Stated problem: Please copy all the items below line for line, leaving out the pictures.

======== Input material ========

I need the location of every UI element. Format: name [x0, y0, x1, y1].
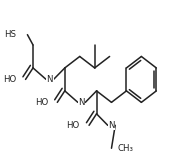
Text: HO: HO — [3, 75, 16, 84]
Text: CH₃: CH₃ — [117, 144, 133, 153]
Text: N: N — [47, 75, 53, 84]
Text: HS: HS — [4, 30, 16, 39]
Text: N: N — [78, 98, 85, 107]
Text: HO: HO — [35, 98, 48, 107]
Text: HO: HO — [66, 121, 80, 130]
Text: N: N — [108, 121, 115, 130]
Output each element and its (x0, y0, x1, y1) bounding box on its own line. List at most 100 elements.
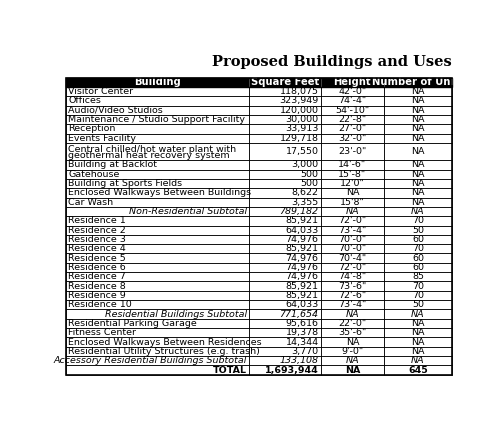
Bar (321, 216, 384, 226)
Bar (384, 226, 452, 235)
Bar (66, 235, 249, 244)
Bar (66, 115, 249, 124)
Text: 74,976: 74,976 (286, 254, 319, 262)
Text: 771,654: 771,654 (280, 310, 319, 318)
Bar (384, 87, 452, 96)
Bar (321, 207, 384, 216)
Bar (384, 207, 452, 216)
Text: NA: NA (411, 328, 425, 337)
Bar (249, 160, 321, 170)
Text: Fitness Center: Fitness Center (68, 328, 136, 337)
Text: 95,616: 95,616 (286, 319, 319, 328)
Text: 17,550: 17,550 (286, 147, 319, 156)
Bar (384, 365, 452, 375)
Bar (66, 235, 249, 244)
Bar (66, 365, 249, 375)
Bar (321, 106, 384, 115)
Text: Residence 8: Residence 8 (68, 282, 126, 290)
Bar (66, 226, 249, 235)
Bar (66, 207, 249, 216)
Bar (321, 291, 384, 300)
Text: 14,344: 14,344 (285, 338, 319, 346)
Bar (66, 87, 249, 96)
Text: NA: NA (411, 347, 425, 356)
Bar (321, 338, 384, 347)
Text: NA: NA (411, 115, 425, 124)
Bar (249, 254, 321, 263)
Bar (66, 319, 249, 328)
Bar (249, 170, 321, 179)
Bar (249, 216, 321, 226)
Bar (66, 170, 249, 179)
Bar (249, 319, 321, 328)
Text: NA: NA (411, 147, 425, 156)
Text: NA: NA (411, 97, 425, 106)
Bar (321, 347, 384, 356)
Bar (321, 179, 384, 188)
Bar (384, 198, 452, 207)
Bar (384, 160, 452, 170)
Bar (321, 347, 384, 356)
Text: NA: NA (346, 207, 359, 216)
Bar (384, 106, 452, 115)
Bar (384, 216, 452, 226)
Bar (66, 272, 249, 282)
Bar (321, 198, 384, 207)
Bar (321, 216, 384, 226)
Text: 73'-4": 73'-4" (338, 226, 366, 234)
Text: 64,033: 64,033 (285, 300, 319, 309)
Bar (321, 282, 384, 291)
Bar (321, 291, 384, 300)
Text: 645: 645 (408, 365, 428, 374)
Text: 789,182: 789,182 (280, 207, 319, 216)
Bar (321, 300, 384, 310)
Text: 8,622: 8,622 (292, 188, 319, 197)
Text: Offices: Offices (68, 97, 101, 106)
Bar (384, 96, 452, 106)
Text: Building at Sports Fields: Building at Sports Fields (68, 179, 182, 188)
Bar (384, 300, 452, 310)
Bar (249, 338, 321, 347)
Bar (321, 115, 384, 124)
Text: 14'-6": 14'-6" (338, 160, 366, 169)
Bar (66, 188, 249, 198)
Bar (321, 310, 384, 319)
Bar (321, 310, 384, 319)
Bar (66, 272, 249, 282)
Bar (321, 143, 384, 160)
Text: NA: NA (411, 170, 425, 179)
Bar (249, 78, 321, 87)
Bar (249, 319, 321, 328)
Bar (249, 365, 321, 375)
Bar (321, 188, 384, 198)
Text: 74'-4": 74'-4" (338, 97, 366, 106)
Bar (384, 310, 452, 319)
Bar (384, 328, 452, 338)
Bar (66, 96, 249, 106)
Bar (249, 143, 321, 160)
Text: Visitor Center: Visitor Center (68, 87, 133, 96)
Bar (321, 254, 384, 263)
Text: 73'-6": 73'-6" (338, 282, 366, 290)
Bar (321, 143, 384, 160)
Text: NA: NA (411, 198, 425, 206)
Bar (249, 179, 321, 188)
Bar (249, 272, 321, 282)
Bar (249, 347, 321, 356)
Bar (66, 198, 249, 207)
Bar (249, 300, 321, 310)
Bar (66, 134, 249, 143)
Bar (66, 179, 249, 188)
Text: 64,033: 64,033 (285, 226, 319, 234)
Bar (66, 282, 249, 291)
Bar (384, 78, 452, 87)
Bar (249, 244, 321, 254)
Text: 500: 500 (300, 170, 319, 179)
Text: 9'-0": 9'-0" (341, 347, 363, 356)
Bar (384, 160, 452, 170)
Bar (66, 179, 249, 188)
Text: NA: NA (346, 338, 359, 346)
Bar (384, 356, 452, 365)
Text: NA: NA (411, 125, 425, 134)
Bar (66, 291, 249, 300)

========

In response:
I need the location of every UI element. Format: name [x0, y0, x1, y1].
Text: HO: HO — [3, 75, 16, 84]
Text: CH₃: CH₃ — [117, 144, 133, 153]
Text: N: N — [47, 75, 53, 84]
Text: HS: HS — [4, 30, 16, 39]
Text: N: N — [78, 98, 85, 107]
Text: HO: HO — [35, 98, 48, 107]
Text: HO: HO — [66, 121, 80, 130]
Text: N: N — [108, 121, 115, 130]
Output each element and its (x0, y0, x1, y1) bounding box on its own line. List at most 100 elements.
Bar (321, 216, 384, 226)
Bar (384, 226, 452, 235)
Bar (66, 235, 249, 244)
Bar (66, 115, 249, 124)
Text: 74,976: 74,976 (286, 254, 319, 262)
Text: 771,654: 771,654 (280, 310, 319, 318)
Bar (384, 87, 452, 96)
Bar (321, 207, 384, 216)
Bar (384, 207, 452, 216)
Text: NA: NA (411, 328, 425, 337)
Bar (249, 160, 321, 170)
Text: Fitness Center: Fitness Center (68, 328, 136, 337)
Text: 95,616: 95,616 (286, 319, 319, 328)
Text: 17,550: 17,550 (286, 147, 319, 156)
Bar (384, 365, 452, 375)
Bar (66, 235, 249, 244)
Bar (66, 365, 249, 375)
Bar (321, 106, 384, 115)
Text: Residence 8: Residence 8 (68, 282, 126, 290)
Bar (66, 226, 249, 235)
Bar (66, 207, 249, 216)
Bar (321, 291, 384, 300)
Text: 14,344: 14,344 (285, 338, 319, 346)
Bar (66, 87, 249, 96)
Text: NA: NA (411, 347, 425, 356)
Bar (321, 338, 384, 347)
Text: NA: NA (411, 115, 425, 124)
Bar (249, 254, 321, 263)
Bar (66, 319, 249, 328)
Bar (249, 170, 321, 179)
Bar (249, 216, 321, 226)
Bar (66, 170, 249, 179)
Bar (249, 319, 321, 328)
Text: NA: NA (411, 147, 425, 156)
Text: NA: NA (411, 97, 425, 106)
Bar (321, 347, 384, 356)
Bar (321, 179, 384, 188)
Bar (384, 198, 452, 207)
Bar (384, 160, 452, 170)
Bar (321, 347, 384, 356)
Text: NA: NA (346, 207, 359, 216)
Bar (384, 106, 452, 115)
Bar (384, 216, 452, 226)
Bar (66, 272, 249, 282)
Bar (321, 198, 384, 207)
Bar (321, 216, 384, 226)
Text: 73'-4": 73'-4" (338, 226, 366, 234)
Text: 64,033: 64,033 (285, 300, 319, 309)
Bar (321, 282, 384, 291)
Bar (321, 291, 384, 300)
Text: 645: 645 (408, 365, 428, 374)
Text: 789,182: 789,182 (280, 207, 319, 216)
Bar (321, 300, 384, 310)
Text: 8,622: 8,622 (292, 188, 319, 197)
Text: Offices: Offices (68, 97, 101, 106)
Bar (384, 96, 452, 106)
Text: Building at Sports Fields: Building at Sports Fields (68, 179, 182, 188)
Bar (384, 300, 452, 310)
Bar (249, 338, 321, 347)
Bar (321, 115, 384, 124)
Text: 14'-6": 14'-6" (338, 160, 366, 169)
Bar (66, 188, 249, 198)
Bar (321, 310, 384, 319)
Bar (321, 310, 384, 319)
Bar (66, 272, 249, 282)
Bar (321, 143, 384, 160)
Text: NA: NA (411, 170, 425, 179)
Bar (249, 78, 321, 87)
Bar (249, 319, 321, 328)
Bar (249, 365, 321, 375)
Bar (321, 188, 384, 198)
Text: 74'-4": 74'-4" (338, 97, 366, 106)
Bar (384, 310, 452, 319)
Bar (384, 328, 452, 338)
Bar (66, 96, 249, 106)
Bar (249, 143, 321, 160)
Text: Visitor Center: Visitor Center (68, 87, 133, 96)
Bar (321, 254, 384, 263)
Text: 73'-6": 73'-6" (338, 282, 366, 290)
Bar (321, 143, 384, 160)
Text: NA: NA (411, 198, 425, 206)
Bar (249, 179, 321, 188)
Bar (249, 272, 321, 282)
Bar (249, 347, 321, 356)
Bar (66, 198, 249, 207)
Bar (249, 300, 321, 310)
Bar (66, 134, 249, 143)
Bar (66, 179, 249, 188)
Text: 64,033: 64,033 (285, 226, 319, 234)
Bar (66, 282, 249, 291)
Bar (384, 78, 452, 87)
Bar (249, 244, 321, 254)
Text: 500: 500 (300, 170, 319, 179)
Text: 9'-0": 9'-0" (341, 347, 363, 356)
Bar (384, 160, 452, 170)
Bar (66, 179, 249, 188)
Text: NA: NA (346, 338, 359, 346)
Bar (384, 356, 452, 365)
Text: NA: NA (411, 125, 425, 134)
Bar (66, 291, 249, 300)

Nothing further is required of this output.